For the a la carte approach to tool selection, evaluate each tool class separately, and ensure each can interoperate before making final decision.
Address the following questions when looking at prospective hybrid cloud management tools:
- Choice of base platforms. Is usage limited to selected vendors, with only one or two approved platforms, or will the tools manage any commercial off-the-shelf environment?
- Vendor lock-in. Does the tool require that everything in the platform be from the same vendor?
- Scalability of the tool. Can the tool manage your target cluster size? This could be a problem with pre-canned products such as Azure Stack, which currently carry restrictions to small cluster sizes.
- Public cloud or private cloud neutrality. Does the tool communicate with and manage a variety of public clouds? Does the tool communicate with and manage different private cloud platforms? Consider this, and the previous criteria depending on the rollout roadmap, since admins may not care to have a wide variety of clouds.
- Central management. Do all the tools come together at a single workstation? Are they accessible from one menu? Tool suites generally achieve this goal more easily than a mashup of different vendors' tools.
- Multi-use. Can multiple admins use the tools simultaneously?

──────

INSTRUCTIONS »
a. Copy the passage on choosing hybrid cloud management tools word for word, from "- Scalability of" to "the tools simultaneously?".
b. Write the next part of the passage on choosing hybrid cloud management tools, picking up after its final sentence.

Document layout detection records:
──────

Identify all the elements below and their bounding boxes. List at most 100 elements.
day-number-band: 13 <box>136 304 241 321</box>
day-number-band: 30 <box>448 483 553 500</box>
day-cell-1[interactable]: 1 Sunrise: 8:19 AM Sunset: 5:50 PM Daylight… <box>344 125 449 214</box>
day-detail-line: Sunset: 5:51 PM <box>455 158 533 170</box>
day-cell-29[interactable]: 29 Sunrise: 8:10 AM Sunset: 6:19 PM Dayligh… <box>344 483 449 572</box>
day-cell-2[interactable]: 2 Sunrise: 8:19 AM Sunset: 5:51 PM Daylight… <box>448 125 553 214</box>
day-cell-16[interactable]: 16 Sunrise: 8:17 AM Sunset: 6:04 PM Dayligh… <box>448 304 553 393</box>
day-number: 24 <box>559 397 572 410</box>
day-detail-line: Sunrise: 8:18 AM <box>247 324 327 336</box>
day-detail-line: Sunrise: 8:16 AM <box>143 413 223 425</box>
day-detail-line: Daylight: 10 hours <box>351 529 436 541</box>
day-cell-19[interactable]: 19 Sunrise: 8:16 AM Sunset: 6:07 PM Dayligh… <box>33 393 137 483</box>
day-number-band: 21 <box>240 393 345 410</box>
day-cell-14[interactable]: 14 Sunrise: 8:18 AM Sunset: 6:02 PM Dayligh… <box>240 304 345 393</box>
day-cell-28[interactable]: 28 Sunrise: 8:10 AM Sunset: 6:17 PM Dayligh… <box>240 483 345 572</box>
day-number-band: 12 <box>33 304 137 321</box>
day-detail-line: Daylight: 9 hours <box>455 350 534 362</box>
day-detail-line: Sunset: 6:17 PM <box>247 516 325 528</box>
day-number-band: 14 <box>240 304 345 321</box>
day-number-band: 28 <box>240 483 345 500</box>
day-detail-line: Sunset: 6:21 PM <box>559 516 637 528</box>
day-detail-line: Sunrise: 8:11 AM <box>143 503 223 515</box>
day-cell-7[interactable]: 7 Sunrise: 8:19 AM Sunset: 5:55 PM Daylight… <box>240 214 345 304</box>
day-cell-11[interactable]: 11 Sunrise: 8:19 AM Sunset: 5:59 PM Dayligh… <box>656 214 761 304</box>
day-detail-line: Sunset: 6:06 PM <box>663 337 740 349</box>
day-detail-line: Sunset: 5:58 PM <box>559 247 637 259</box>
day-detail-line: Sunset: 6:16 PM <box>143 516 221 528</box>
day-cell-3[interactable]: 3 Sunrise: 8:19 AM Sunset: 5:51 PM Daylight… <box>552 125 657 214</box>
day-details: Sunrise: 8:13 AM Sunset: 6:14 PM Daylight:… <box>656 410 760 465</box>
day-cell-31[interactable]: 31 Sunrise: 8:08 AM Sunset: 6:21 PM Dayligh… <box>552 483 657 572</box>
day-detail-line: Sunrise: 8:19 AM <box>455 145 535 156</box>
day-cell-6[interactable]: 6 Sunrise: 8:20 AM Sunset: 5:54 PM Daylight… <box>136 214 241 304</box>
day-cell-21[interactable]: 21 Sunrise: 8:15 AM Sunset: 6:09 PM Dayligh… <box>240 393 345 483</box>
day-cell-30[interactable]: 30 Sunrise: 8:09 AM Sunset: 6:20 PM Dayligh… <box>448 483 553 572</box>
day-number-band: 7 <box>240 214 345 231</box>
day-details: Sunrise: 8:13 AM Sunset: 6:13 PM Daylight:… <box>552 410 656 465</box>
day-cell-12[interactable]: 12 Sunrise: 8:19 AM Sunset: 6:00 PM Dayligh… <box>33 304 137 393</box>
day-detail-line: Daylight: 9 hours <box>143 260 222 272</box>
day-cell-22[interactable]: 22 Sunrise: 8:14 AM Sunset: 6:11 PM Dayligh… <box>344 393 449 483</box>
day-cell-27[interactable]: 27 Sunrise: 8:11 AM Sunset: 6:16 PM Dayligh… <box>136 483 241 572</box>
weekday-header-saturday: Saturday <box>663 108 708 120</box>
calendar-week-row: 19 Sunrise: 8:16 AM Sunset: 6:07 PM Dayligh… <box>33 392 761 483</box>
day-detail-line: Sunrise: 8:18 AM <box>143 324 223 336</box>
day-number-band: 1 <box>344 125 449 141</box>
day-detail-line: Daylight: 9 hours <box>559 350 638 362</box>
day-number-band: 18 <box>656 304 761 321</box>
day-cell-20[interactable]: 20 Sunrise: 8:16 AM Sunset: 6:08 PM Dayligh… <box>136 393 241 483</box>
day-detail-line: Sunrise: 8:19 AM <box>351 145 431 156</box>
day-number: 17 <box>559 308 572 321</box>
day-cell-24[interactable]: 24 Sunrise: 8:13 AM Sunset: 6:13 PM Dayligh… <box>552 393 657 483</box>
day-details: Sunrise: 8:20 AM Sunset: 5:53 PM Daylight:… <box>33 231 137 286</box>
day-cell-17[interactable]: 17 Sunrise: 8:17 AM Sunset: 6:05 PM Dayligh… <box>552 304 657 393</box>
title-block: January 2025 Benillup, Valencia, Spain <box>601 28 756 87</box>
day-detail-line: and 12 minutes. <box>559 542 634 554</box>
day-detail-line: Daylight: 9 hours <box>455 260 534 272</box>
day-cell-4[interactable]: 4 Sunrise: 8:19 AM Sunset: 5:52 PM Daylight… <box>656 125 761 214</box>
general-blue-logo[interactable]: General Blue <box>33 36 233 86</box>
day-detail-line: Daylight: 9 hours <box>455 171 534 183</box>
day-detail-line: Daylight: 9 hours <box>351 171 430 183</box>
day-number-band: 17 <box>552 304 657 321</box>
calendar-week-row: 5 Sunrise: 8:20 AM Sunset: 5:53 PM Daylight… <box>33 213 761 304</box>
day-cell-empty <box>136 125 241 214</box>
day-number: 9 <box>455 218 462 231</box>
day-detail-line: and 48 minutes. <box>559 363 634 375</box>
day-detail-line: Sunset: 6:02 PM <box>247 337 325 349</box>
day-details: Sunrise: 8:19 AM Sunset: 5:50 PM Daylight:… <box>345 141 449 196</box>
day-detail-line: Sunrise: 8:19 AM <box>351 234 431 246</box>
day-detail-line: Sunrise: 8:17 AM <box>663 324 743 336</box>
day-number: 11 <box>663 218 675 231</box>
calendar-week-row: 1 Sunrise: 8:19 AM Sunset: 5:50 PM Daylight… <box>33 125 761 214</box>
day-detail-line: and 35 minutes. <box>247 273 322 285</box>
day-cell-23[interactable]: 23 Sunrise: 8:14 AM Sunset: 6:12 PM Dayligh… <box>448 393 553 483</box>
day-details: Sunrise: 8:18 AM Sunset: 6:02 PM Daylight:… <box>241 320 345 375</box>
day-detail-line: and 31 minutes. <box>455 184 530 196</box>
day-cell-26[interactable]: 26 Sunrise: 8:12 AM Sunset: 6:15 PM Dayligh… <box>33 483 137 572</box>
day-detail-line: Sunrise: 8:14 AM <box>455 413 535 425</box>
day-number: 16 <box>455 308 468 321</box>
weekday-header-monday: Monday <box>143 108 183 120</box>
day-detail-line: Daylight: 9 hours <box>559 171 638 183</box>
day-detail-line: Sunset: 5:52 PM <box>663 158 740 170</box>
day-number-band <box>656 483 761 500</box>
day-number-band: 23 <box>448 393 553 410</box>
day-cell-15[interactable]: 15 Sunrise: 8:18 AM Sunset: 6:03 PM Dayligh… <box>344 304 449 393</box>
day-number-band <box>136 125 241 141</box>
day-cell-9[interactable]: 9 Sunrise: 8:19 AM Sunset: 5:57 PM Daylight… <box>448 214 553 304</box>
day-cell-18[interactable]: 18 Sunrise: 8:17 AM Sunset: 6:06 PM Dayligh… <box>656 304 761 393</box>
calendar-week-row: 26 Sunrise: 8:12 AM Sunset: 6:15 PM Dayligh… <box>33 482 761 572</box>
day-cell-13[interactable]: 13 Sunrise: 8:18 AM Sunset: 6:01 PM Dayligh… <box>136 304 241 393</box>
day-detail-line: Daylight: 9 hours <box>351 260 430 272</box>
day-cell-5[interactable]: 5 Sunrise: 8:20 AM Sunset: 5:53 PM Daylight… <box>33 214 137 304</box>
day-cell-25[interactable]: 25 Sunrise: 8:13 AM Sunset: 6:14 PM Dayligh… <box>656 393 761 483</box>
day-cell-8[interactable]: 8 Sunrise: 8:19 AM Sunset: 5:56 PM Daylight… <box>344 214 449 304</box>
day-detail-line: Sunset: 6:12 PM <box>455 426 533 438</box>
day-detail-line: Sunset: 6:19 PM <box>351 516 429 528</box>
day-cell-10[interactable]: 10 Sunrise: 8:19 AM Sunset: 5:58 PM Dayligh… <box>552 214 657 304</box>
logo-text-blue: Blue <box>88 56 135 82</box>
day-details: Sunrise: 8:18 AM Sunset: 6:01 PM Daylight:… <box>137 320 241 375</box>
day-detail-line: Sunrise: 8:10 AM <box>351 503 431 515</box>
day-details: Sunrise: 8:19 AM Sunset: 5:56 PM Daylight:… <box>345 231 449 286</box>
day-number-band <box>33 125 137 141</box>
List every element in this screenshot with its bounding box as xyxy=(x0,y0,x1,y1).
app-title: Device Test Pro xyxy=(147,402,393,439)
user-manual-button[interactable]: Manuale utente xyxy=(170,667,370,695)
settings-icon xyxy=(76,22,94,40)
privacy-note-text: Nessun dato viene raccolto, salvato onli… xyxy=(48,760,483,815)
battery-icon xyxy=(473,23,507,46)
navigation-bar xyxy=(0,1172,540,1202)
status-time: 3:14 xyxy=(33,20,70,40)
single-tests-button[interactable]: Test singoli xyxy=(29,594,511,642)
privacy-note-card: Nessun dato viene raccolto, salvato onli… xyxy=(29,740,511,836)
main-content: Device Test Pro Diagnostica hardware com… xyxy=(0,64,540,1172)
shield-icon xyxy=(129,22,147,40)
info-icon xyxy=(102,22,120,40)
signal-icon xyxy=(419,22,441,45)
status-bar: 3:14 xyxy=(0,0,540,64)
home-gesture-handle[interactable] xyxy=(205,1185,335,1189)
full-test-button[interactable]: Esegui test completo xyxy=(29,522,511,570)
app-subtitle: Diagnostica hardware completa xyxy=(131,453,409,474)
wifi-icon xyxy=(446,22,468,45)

──────

YOUR WRITTEN ANSWERS »
a.
- Scalability of the tool. Can the tool manage your target cluster size? This could be a problem with pre-canned products such as Azure Stack, which currently carry restrictions to small cluster sizes.
- Public cloud or private cloud neutrality. Does the tool communicate with and manage a variety of public clouds? Does the tool communicate with and manage different private cloud platforms? Consider this, and the previous criteria depending on the rollout roadmap, since admins may not care to have a wide variety of clouds.
- Central management. Do all the tools come together at a single workstation? Are they accessible from one menu? Tool suites generally achieve this goal more easily than a mashup of different vendors' tools.
- Multi-use. Can multiple admins use the tools simultaneously?

b.
- Functionality and performance. How well does the tool do its job? You might have a specific list of criteria to answer this question, depending on the tool. Test hybrid cloud management tools in a sandbox to identify the most fitting ones.
- The GUI. How good is the GUI? The quality of a GUI is crucial for a tool with a pivotal role in the new hybrid cloud.
- APIs. Does the tool have a standard API? If so, the apps that use the API have an open product that won't require recoding for another tool.
- Policies. Does it support a policy-based system that cloud tenants can use?
- Scripting. Does it support scripting? Are these scripts fluid across a variety of tools or clouds?
- Version control. Does the tool support versioning controls? Is the ability to control versions built-in?
- Cross-cluster synchronization. Does the tool support version synchronization across cluster nodes? It's usually important for code sets to be in sync across the cluster. Admins can achieve this using a separate tool, but each tool has to work in that environment.
- Product roadmap. Does the tool have a good path forward?
- Vendor reputation. What is the vendor's history with your operation, customer feedback, longevity and size?
- Cost. This is a major factor, and there's a wide price range for different hybrid cloud management tools. Remember that cost is a multiyear issue and, in a fast-evolving technology space, new add-on features become available frequently. Factor these costs into any software choice, especially if there are strong vendor lock-in risks.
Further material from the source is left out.